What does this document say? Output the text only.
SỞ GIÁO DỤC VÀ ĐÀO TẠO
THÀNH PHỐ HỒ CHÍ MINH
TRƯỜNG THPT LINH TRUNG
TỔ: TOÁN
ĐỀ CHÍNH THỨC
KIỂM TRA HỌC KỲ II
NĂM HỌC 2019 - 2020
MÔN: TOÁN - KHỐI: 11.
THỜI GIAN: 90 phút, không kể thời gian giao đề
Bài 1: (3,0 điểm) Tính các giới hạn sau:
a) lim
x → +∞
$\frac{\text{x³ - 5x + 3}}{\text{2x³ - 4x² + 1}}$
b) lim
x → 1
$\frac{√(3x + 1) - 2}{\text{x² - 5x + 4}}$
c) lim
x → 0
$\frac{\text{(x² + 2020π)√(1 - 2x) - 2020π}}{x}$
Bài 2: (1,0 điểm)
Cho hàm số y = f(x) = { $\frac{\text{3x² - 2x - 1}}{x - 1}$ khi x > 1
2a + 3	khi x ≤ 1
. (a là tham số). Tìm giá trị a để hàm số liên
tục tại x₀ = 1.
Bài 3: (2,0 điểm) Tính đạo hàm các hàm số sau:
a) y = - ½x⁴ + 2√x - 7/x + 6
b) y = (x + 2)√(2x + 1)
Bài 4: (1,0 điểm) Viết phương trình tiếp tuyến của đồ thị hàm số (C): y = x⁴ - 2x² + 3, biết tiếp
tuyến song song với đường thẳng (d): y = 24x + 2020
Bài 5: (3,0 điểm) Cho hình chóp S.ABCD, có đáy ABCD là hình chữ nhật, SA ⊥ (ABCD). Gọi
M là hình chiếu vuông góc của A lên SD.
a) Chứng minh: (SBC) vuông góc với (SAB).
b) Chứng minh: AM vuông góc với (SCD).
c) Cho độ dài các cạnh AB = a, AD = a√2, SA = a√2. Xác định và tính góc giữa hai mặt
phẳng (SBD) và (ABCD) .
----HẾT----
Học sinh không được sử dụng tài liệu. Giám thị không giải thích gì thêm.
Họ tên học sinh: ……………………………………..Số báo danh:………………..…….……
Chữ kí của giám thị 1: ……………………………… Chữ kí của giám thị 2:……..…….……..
= = =
Problem details -> Locate the word "vuông" in the records and collect each line it appears in.

Solution for this exercise ->
M là hình chiếu vuông góc của A lên SD.
a) Chứng minh: (SBC) vuông góc với (SAB).
b) Chứng minh: AM vuông góc với (SCD).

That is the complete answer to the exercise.